(Figure record listings)

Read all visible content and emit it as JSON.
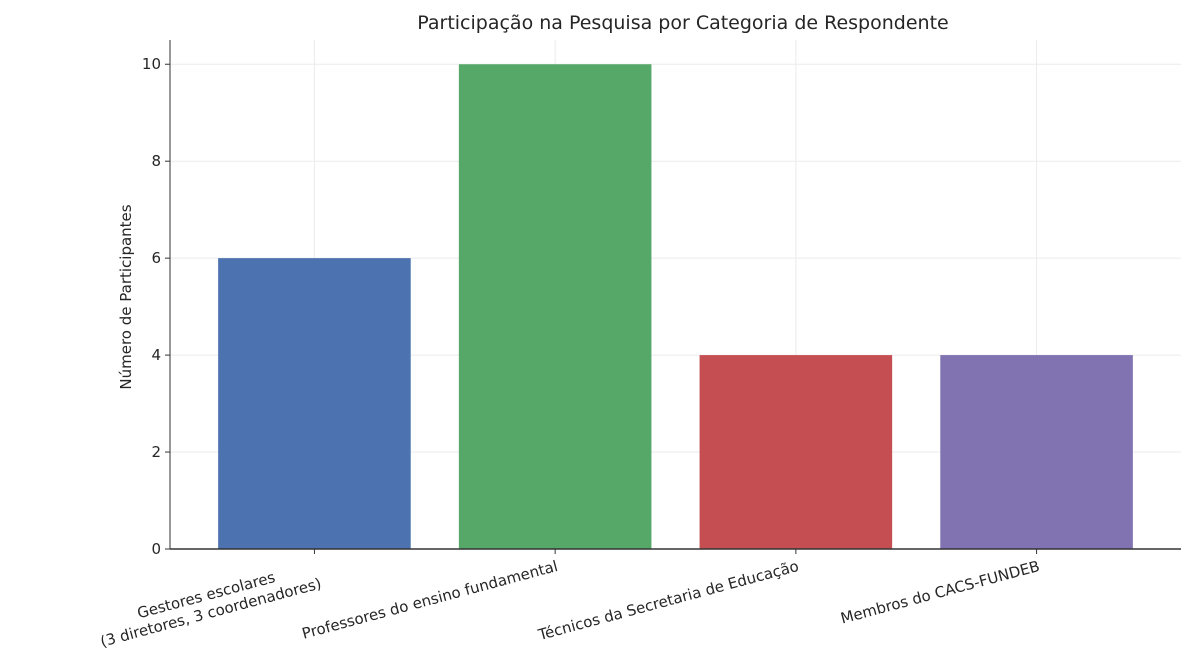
{
  "chart_data": {
    "type": "bar",
    "title": "Participação na Pesquisa por Categoria de Respondente",
    "ylabel": "Número de Participantes",
    "categories": [
      "Gestores escolares\n(3 diretores, 3 coordenadores)",
      "Professores do ensino fundamental",
      "Técnicos da Secretaria de Educação",
      "Membros do CACS-FUNDEB"
    ],
    "values": [
      6,
      10,
      4,
      4
    ],
    "colors": [
      "#4c72b0",
      "#55a868",
      "#c44e52",
      "#8172b2"
    ],
    "ylim": [
      0,
      10.5
    ],
    "yticks": [
      0,
      2,
      4,
      6,
      8,
      10
    ],
    "grid": true
  }
}
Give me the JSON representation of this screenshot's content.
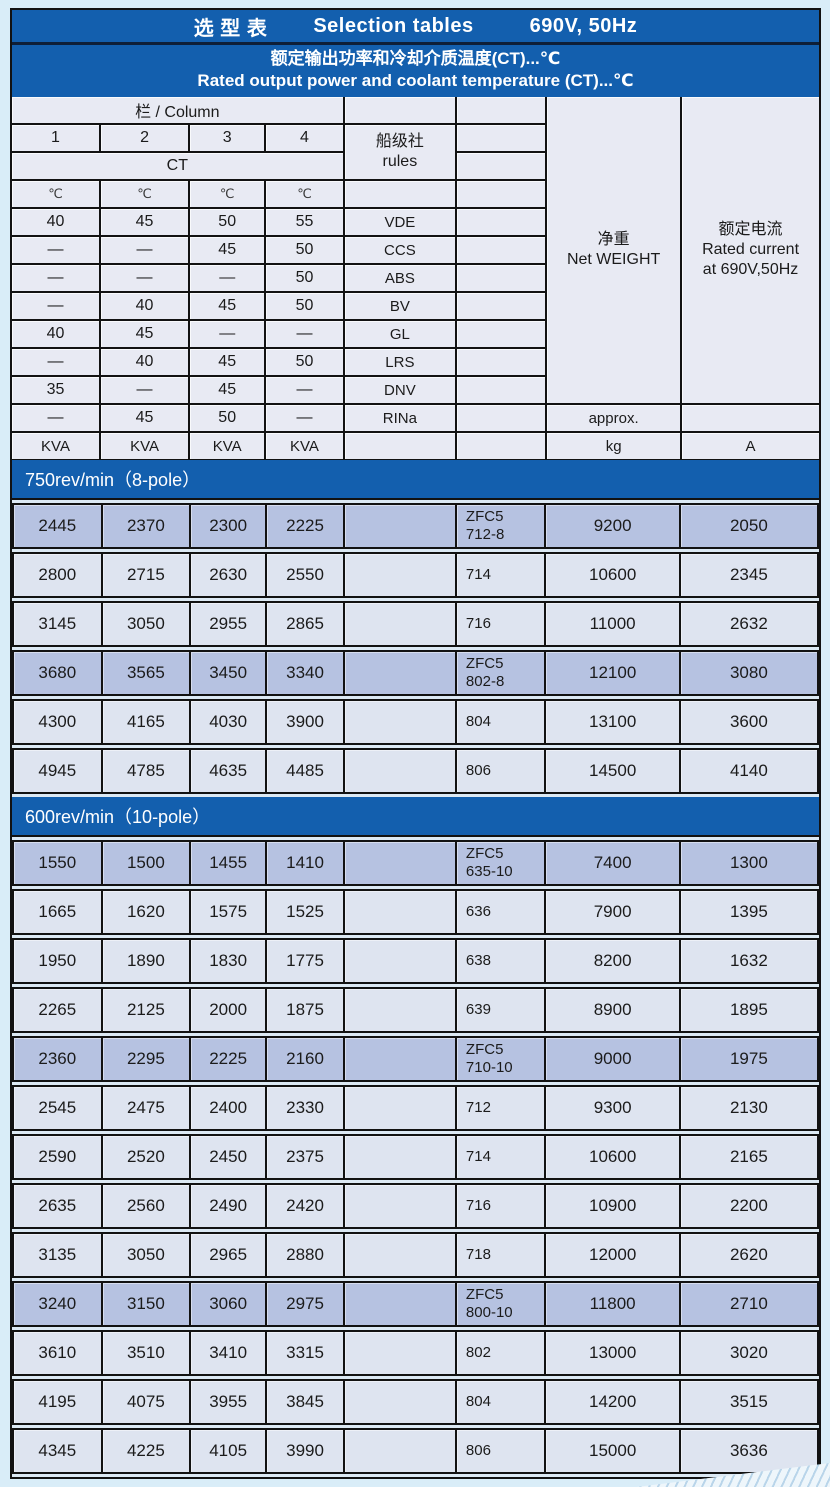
{
  "colors": {
    "header_blue": "#135fae",
    "page_bg": "#d9edf8",
    "header_cell_bg": "#e8eaf3",
    "row_light": "#dee4f0",
    "row_highlight": "#b6c2e1",
    "border_black": "#121212",
    "title_text": "#ffffff"
  },
  "title_bar": {
    "cn": "选 型 表",
    "en": "Selection tables",
    "spec": "690V, 50Hz"
  },
  "subtitle_bar": {
    "cn": "额定输出功率和冷却介质温度(CT)...℃",
    "en": "Rated output power and coolant temperature (CT)...℃"
  },
  "header_table": {
    "column_label": "栏 / Column",
    "column_numbers": [
      "1",
      "2",
      "3",
      "4"
    ],
    "ct_label": "CT",
    "unit_row": [
      "℃",
      "℃",
      "℃",
      "℃"
    ],
    "rules_label_cn": "船级社",
    "rules_label_en": "rules",
    "net_weight_cn": "净重",
    "net_weight_en": "Net WEIGHT",
    "rated_current_cn": "额定电流",
    "rated_current_en1": "Rated current",
    "rated_current_en2": "at 690V,50Hz",
    "approx_label": "approx.",
    "kg_label": "kg",
    "ampere_label": "A",
    "kva_row": [
      "KVA",
      "KVA",
      "KVA",
      "KVA"
    ],
    "society_rows": [
      {
        "temps": [
          "40",
          "45",
          "50",
          "55"
        ],
        "society": "VDE"
      },
      {
        "temps": [
          "—",
          "—",
          "45",
          "50"
        ],
        "society": "CCS"
      },
      {
        "temps": [
          "—",
          "—",
          "—",
          "50"
        ],
        "society": "ABS"
      },
      {
        "temps": [
          "—",
          "40",
          "45",
          "50"
        ],
        "society": "BV"
      },
      {
        "temps": [
          "40",
          "45",
          "—",
          "—"
        ],
        "society": "GL"
      },
      {
        "temps": [
          "—",
          "40",
          "45",
          "50"
        ],
        "society": "LRS"
      },
      {
        "temps": [
          "35",
          "—",
          "45",
          "—"
        ],
        "society": "DNV"
      },
      {
        "temps": [
          "—",
          "45",
          "50",
          "—"
        ],
        "society": "RINa"
      }
    ]
  },
  "sections": [
    {
      "heading": "750rev/min（8-pole）",
      "rows": [
        {
          "kva": [
            "2445",
            "2370",
            "2300",
            "2225"
          ],
          "model": [
            "ZFC5",
            "712-8"
          ],
          "weight": "9200",
          "current": "2050",
          "highlight": true
        },
        {
          "kva": [
            "2800",
            "2715",
            "2630",
            "2550"
          ],
          "model": [
            "714"
          ],
          "weight": "10600",
          "current": "2345",
          "highlight": false
        },
        {
          "kva": [
            "3145",
            "3050",
            "2955",
            "2865"
          ],
          "model": [
            "716"
          ],
          "weight": "11000",
          "current": "2632",
          "highlight": false
        },
        {
          "kva": [
            "3680",
            "3565",
            "3450",
            "3340"
          ],
          "model": [
            "ZFC5",
            "802-8"
          ],
          "weight": "12100",
          "current": "3080",
          "highlight": true
        },
        {
          "kva": [
            "4300",
            "4165",
            "4030",
            "3900"
          ],
          "model": [
            "804"
          ],
          "weight": "13100",
          "current": "3600",
          "highlight": false
        },
        {
          "kva": [
            "4945",
            "4785",
            "4635",
            "4485"
          ],
          "model": [
            "806"
          ],
          "weight": "14500",
          "current": "4140",
          "highlight": false
        }
      ]
    },
    {
      "heading": "600rev/min（10-pole）",
      "rows": [
        {
          "kva": [
            "1550",
            "1500",
            "1455",
            "1410"
          ],
          "model": [
            "ZFC5",
            "635-10"
          ],
          "weight": "7400",
          "current": "1300",
          "highlight": true
        },
        {
          "kva": [
            "1665",
            "1620",
            "1575",
            "1525"
          ],
          "model": [
            "636"
          ],
          "weight": "7900",
          "current": "1395",
          "highlight": false
        },
        {
          "kva": [
            "1950",
            "1890",
            "1830",
            "1775"
          ],
          "model": [
            "638"
          ],
          "weight": "8200",
          "current": "1632",
          "highlight": false
        },
        {
          "kva": [
            "2265",
            "2125",
            "2000",
            "1875"
          ],
          "model": [
            "639"
          ],
          "weight": "8900",
          "current": "1895",
          "highlight": false
        },
        {
          "kva": [
            "2360",
            "2295",
            "2225",
            "2160"
          ],
          "model": [
            "ZFC5",
            "710-10"
          ],
          "weight": "9000",
          "current": "1975",
          "highlight": true
        },
        {
          "kva": [
            "2545",
            "2475",
            "2400",
            "2330"
          ],
          "model": [
            "712"
          ],
          "weight": "9300",
          "current": "2130",
          "highlight": false
        },
        {
          "kva": [
            "2590",
            "2520",
            "2450",
            "2375"
          ],
          "model": [
            "714"
          ],
          "weight": "10600",
          "current": "2165",
          "highlight": false
        },
        {
          "kva": [
            "2635",
            "2560",
            "2490",
            "2420"
          ],
          "model": [
            "716"
          ],
          "weight": "10900",
          "current": "2200",
          "highlight": false
        },
        {
          "kva": [
            "3135",
            "3050",
            "2965",
            "2880"
          ],
          "model": [
            "718"
          ],
          "weight": "12000",
          "current": "2620",
          "highlight": false
        },
        {
          "kva": [
            "3240",
            "3150",
            "3060",
            "2975"
          ],
          "model": [
            "ZFC5",
            "800-10"
          ],
          "weight": "11800",
          "current": "2710",
          "highlight": true
        },
        {
          "kva": [
            "3610",
            "3510",
            "3410",
            "3315"
          ],
          "model": [
            "802"
          ],
          "weight": "13000",
          "current": "3020",
          "highlight": false
        },
        {
          "kva": [
            "4195",
            "4075",
            "3955",
            "3845"
          ],
          "model": [
            "804"
          ],
          "weight": "14200",
          "current": "3515",
          "highlight": false
        },
        {
          "kva": [
            "4345",
            "4225",
            "4105",
            "3990"
          ],
          "model": [
            "806"
          ],
          "weight": "15000",
          "current": "3636",
          "highlight": false
        }
      ]
    }
  ]
}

## Written task
Using the material above, gather every line that includes "JSON".

## Expected answer
Read all visible content and emit it as JSON.
Give me the JSON representation of this screenshot's content.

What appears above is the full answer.